** begin INPUT FOR THIS TASK **

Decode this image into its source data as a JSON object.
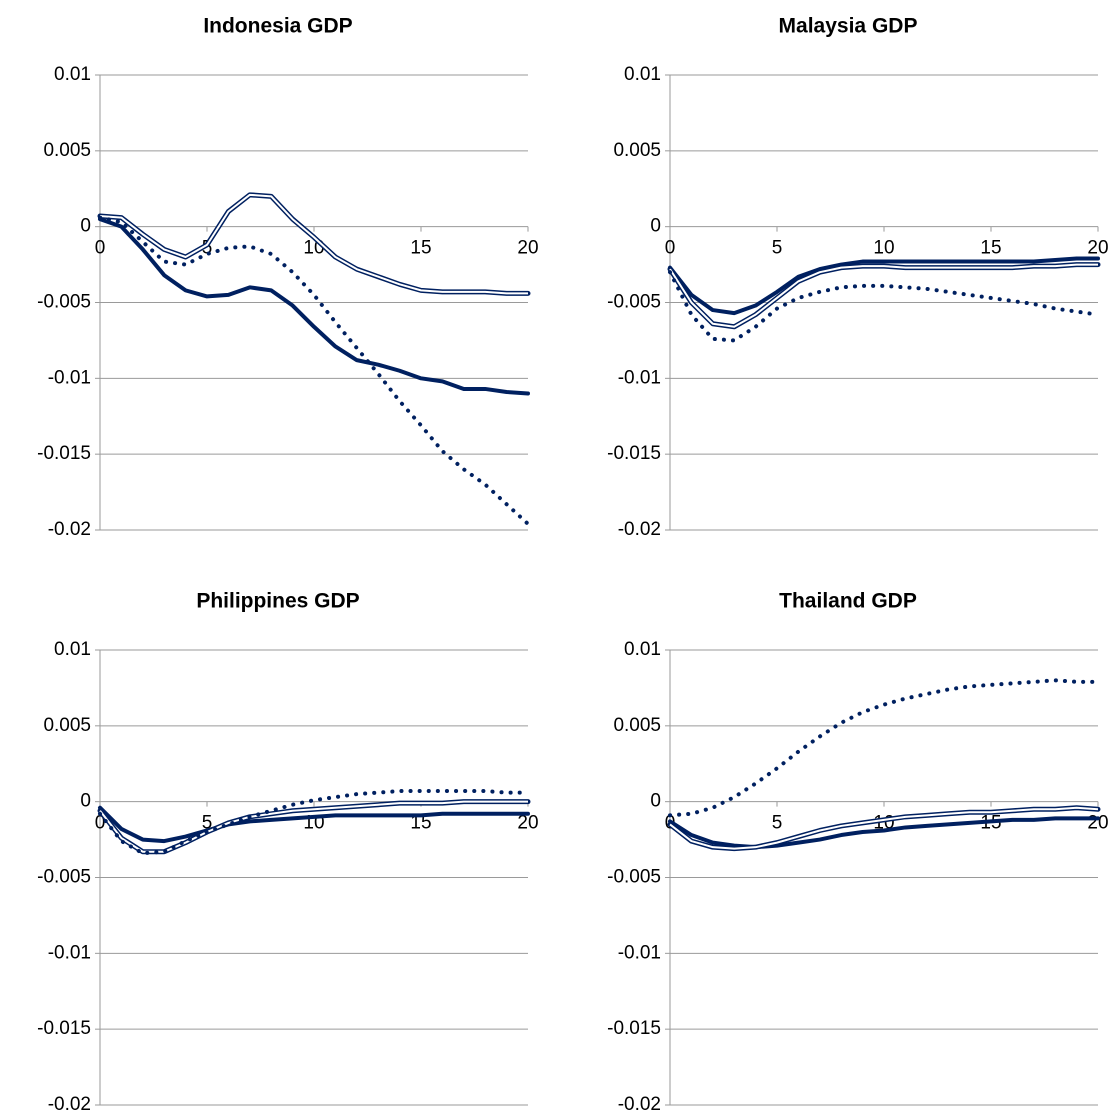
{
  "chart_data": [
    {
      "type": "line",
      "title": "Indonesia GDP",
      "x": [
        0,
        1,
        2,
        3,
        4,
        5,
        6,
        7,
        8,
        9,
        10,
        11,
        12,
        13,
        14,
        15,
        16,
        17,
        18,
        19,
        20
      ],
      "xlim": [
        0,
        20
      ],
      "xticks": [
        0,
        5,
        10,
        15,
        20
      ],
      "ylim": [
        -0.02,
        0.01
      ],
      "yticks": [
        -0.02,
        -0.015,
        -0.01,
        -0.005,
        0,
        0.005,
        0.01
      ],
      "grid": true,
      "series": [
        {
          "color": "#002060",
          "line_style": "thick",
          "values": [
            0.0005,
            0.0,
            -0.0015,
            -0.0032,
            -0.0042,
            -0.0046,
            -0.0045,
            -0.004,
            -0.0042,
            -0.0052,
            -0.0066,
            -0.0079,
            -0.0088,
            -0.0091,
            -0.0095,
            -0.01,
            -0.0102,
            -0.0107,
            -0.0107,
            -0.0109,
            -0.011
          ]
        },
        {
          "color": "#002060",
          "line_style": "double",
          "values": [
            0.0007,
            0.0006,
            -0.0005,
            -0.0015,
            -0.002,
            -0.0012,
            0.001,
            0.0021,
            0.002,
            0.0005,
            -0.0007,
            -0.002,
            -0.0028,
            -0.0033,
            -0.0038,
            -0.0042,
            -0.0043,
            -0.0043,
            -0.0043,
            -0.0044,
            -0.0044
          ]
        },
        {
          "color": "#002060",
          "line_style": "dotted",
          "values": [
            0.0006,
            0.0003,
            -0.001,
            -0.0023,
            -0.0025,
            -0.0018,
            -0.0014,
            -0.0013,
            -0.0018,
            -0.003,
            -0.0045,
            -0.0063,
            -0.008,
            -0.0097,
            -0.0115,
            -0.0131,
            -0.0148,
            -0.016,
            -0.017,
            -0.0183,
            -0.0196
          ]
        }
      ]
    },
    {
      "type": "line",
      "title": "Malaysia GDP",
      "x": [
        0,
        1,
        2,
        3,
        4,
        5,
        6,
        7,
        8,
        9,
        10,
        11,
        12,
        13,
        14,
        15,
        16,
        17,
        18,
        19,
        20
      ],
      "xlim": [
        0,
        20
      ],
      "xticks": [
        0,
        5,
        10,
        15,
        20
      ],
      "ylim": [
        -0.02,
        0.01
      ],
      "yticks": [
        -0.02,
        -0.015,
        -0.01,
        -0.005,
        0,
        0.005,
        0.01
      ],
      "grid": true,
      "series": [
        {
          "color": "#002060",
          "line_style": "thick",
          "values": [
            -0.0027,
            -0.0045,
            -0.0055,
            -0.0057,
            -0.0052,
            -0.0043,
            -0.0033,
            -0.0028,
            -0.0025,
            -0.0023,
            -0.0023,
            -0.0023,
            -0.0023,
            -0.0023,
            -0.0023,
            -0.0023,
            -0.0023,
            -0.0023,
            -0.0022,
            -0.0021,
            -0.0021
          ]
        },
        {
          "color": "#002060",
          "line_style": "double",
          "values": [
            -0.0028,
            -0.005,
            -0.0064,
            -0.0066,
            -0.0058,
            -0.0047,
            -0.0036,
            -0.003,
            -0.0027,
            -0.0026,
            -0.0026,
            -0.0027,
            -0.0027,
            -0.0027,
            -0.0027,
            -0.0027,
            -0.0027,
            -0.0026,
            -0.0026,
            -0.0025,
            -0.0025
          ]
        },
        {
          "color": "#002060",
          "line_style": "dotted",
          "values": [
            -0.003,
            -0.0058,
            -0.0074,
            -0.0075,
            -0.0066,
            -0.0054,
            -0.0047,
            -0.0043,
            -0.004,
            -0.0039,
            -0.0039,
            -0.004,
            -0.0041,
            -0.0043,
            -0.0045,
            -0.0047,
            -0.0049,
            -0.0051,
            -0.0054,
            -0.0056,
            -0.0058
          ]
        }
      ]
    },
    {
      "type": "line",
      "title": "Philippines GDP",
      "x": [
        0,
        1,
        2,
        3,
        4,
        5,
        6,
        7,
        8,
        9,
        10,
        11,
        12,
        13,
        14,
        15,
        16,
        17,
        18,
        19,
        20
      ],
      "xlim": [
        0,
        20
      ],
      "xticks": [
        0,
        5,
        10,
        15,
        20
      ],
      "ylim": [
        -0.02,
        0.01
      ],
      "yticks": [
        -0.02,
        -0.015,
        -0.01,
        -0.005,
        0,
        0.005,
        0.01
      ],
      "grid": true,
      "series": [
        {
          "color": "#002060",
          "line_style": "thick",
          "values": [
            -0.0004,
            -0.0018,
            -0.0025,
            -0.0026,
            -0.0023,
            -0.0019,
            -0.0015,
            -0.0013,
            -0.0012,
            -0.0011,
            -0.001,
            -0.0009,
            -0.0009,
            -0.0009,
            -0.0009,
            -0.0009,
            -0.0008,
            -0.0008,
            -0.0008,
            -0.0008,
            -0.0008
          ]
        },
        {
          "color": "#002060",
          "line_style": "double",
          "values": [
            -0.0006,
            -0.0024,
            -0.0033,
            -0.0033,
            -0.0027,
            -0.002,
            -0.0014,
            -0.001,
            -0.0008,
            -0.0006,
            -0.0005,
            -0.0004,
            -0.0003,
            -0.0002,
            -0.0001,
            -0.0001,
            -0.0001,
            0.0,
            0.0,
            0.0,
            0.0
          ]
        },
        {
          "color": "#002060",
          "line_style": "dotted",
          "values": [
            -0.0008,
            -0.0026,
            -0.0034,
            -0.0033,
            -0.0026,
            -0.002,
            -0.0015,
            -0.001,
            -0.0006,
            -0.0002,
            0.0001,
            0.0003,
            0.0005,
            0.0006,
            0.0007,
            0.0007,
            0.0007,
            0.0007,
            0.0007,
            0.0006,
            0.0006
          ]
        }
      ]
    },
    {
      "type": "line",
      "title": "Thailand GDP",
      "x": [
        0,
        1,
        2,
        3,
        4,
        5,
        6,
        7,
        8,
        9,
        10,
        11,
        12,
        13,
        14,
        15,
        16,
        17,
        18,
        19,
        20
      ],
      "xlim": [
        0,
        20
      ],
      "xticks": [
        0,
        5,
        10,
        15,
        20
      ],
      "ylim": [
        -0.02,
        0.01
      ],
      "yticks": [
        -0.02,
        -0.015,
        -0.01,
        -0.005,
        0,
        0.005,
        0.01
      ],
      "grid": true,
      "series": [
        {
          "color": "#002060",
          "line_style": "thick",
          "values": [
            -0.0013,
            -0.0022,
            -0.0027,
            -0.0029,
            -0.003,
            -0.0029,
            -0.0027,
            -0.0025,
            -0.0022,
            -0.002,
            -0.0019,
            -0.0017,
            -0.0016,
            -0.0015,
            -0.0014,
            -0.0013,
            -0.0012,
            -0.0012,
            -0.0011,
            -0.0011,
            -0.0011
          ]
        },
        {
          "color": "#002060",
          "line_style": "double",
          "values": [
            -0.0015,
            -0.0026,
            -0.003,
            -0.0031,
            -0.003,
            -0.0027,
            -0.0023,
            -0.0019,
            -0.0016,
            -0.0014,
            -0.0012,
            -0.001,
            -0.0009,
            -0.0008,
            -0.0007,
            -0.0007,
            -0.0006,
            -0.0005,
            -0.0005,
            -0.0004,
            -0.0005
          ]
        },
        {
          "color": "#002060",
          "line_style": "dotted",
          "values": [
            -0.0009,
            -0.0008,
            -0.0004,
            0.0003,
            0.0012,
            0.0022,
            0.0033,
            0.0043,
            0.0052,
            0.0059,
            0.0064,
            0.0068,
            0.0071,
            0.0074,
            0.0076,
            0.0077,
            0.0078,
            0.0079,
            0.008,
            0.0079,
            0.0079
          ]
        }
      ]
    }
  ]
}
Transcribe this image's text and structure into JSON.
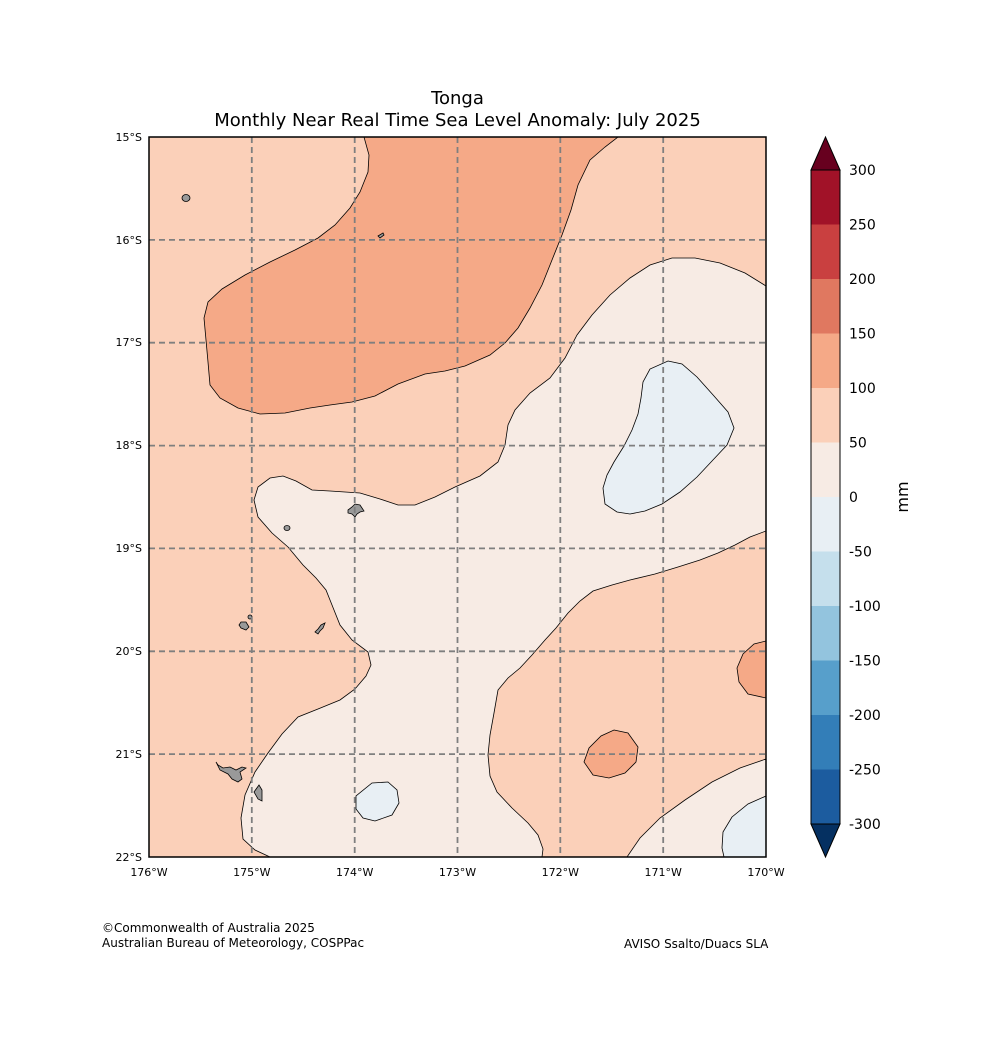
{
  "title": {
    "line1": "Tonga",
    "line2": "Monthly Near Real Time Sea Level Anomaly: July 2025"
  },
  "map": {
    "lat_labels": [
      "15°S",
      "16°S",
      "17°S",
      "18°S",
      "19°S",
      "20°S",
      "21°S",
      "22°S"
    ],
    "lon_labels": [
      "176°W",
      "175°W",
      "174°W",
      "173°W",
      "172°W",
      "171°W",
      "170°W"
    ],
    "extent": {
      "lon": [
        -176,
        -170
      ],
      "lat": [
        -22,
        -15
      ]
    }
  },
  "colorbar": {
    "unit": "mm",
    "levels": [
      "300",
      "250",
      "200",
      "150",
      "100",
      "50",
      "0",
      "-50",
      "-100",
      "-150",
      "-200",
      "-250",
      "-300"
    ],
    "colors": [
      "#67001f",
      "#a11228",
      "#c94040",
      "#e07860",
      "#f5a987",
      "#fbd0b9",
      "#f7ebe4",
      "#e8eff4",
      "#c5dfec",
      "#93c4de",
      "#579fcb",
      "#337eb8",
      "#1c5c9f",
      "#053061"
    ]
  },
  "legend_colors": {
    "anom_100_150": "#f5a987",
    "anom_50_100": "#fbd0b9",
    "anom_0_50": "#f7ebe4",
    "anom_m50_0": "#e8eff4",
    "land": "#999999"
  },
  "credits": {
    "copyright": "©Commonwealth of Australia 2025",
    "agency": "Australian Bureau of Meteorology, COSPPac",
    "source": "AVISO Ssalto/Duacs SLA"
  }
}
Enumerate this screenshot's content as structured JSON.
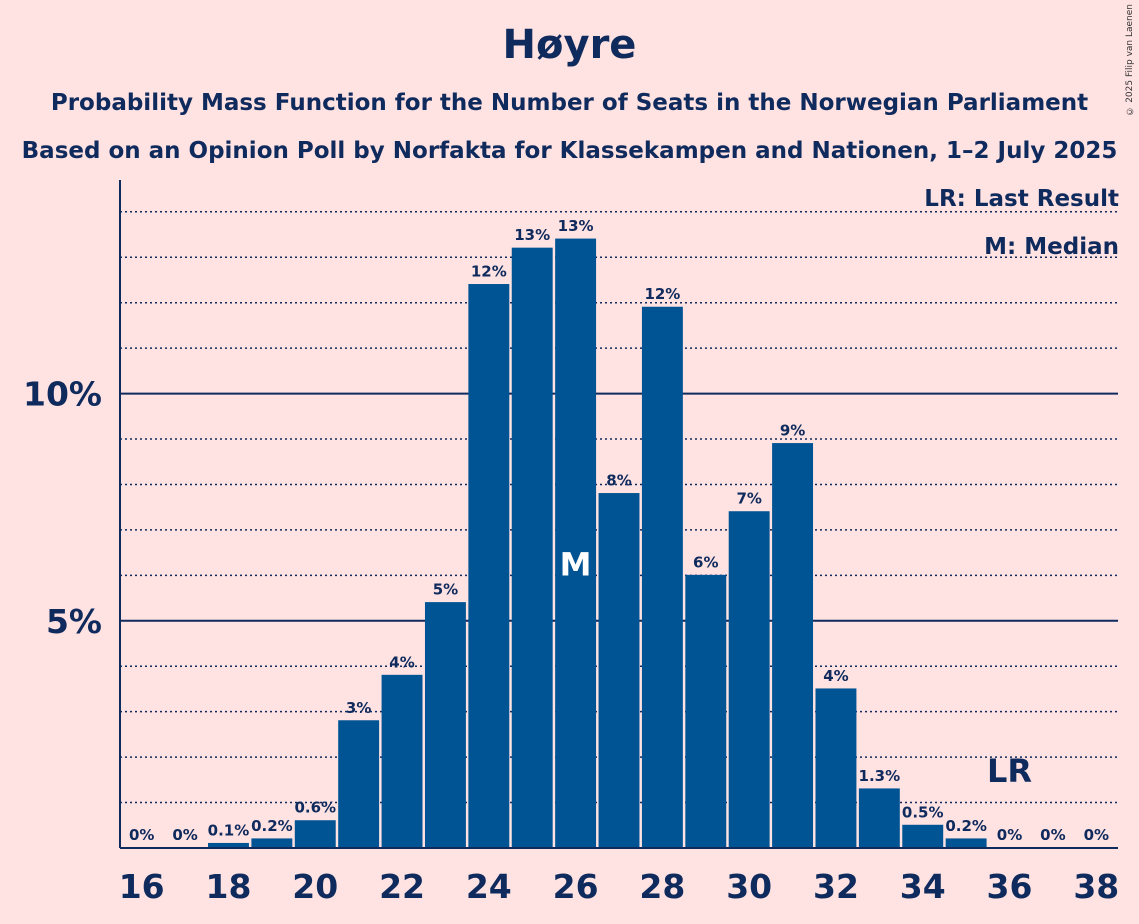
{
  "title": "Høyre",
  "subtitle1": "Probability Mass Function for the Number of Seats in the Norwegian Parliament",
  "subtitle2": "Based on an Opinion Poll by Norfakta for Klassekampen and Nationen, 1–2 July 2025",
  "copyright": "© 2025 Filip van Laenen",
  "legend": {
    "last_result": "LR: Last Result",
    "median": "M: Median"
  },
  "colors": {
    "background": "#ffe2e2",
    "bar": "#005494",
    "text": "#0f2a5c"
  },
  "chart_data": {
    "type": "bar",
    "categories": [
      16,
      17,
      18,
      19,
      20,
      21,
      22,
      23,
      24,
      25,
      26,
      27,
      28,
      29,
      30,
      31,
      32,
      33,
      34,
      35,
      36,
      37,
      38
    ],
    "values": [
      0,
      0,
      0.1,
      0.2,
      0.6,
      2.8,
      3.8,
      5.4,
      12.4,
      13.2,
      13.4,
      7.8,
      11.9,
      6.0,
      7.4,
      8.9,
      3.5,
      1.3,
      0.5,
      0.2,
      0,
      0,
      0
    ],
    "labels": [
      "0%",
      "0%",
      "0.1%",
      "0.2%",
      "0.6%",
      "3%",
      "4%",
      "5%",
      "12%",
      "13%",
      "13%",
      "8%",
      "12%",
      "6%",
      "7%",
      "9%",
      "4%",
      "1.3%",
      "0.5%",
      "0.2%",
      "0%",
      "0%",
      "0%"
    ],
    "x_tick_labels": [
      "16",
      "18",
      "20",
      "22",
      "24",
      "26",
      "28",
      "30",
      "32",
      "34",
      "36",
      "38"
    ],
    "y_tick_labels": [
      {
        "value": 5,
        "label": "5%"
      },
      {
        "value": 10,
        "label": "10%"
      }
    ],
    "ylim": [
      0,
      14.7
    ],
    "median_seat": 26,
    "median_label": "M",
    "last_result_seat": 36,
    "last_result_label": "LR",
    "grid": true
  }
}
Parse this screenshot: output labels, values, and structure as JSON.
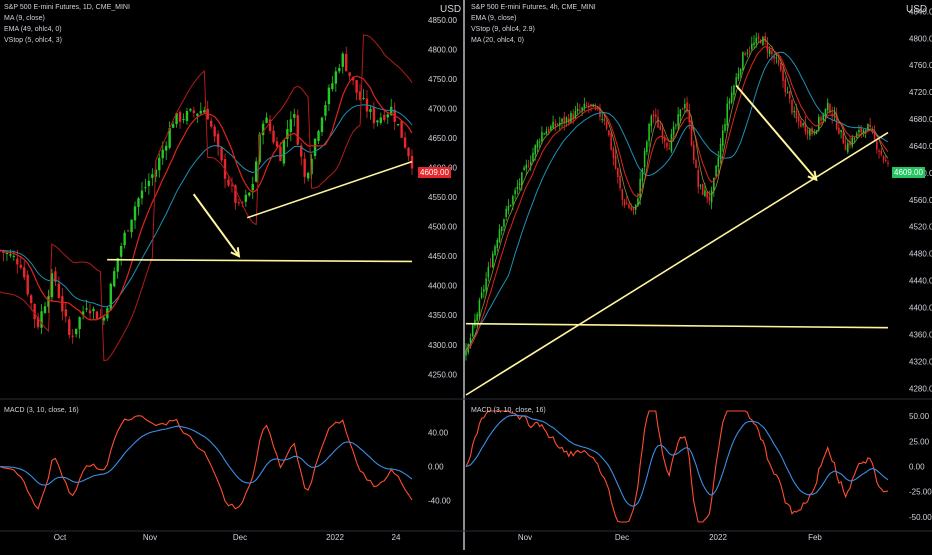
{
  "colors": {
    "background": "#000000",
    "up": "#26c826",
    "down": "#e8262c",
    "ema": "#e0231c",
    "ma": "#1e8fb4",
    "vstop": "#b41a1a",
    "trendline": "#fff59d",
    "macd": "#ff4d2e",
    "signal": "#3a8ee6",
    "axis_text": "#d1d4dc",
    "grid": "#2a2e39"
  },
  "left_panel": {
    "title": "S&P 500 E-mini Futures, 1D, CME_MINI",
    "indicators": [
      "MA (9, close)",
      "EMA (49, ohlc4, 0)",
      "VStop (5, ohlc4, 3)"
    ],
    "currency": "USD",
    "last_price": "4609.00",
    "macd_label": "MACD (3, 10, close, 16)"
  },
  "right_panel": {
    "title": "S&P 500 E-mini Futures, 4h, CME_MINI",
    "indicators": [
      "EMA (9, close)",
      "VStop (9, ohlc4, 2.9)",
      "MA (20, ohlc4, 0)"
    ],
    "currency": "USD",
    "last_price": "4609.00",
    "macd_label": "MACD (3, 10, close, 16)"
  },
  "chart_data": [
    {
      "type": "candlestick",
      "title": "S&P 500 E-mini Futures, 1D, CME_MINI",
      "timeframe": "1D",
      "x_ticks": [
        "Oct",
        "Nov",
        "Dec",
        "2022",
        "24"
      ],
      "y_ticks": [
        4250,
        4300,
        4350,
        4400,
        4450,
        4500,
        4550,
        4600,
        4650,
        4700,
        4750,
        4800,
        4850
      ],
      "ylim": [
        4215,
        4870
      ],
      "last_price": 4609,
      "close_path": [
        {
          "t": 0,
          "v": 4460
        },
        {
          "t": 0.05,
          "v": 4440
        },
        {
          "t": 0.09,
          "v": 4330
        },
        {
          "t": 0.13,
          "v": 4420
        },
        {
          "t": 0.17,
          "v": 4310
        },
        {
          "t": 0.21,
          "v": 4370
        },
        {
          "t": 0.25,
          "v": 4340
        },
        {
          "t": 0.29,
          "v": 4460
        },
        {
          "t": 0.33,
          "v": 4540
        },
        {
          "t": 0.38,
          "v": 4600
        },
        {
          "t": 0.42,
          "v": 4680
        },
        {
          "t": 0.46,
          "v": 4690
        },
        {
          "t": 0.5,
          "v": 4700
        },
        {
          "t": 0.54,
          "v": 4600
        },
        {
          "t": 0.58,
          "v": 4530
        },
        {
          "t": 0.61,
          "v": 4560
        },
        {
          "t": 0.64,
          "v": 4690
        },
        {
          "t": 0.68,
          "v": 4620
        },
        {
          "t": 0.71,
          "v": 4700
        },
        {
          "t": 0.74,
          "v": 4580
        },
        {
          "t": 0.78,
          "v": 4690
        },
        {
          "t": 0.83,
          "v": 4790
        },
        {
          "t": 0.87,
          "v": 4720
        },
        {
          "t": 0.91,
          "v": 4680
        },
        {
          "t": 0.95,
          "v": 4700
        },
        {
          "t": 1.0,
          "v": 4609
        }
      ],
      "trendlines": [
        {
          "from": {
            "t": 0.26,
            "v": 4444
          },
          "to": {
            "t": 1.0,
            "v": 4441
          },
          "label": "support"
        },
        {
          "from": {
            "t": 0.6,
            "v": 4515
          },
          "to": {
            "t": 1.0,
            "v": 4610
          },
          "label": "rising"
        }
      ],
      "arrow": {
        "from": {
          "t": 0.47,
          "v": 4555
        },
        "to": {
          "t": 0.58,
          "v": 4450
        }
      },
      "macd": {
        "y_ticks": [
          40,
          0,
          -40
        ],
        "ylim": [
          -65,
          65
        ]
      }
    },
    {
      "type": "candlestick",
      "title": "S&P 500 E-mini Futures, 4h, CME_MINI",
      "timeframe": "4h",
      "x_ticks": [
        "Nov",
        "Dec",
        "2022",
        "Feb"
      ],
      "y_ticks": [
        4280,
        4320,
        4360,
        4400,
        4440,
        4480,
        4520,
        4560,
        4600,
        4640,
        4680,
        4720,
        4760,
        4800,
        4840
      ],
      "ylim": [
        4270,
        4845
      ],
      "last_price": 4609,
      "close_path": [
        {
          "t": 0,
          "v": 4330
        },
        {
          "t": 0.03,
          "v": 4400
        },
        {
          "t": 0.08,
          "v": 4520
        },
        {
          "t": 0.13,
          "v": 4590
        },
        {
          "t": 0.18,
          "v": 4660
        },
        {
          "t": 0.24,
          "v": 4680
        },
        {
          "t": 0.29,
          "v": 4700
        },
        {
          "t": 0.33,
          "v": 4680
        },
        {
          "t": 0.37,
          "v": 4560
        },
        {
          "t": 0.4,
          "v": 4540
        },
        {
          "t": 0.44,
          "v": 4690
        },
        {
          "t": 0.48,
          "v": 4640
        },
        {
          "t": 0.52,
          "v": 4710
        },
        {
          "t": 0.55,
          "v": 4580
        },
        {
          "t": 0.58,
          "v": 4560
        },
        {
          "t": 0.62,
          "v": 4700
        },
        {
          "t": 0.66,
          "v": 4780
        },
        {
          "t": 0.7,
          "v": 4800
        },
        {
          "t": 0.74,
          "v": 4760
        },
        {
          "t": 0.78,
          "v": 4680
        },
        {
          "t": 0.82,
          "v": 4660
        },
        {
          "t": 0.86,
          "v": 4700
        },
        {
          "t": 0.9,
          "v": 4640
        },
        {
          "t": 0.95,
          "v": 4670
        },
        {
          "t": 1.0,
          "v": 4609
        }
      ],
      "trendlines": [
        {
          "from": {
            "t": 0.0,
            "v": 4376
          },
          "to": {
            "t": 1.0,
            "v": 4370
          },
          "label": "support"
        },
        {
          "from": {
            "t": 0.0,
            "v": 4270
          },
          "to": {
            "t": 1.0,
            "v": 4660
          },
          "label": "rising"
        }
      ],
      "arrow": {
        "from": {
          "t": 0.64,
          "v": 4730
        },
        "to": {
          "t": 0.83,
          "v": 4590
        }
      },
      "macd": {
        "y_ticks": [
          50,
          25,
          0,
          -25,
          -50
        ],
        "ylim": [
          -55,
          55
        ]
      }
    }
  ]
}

** end INPUT FOR THIS TASK **

• **STATED EXERCISE**
Copy every line from the entries that contains the word "screenshot".

• **FULL RESPONSE**
Enumerate this screenshot's content as structured JSON.
Parse this screenshot: output labels, values, and structure as JSON.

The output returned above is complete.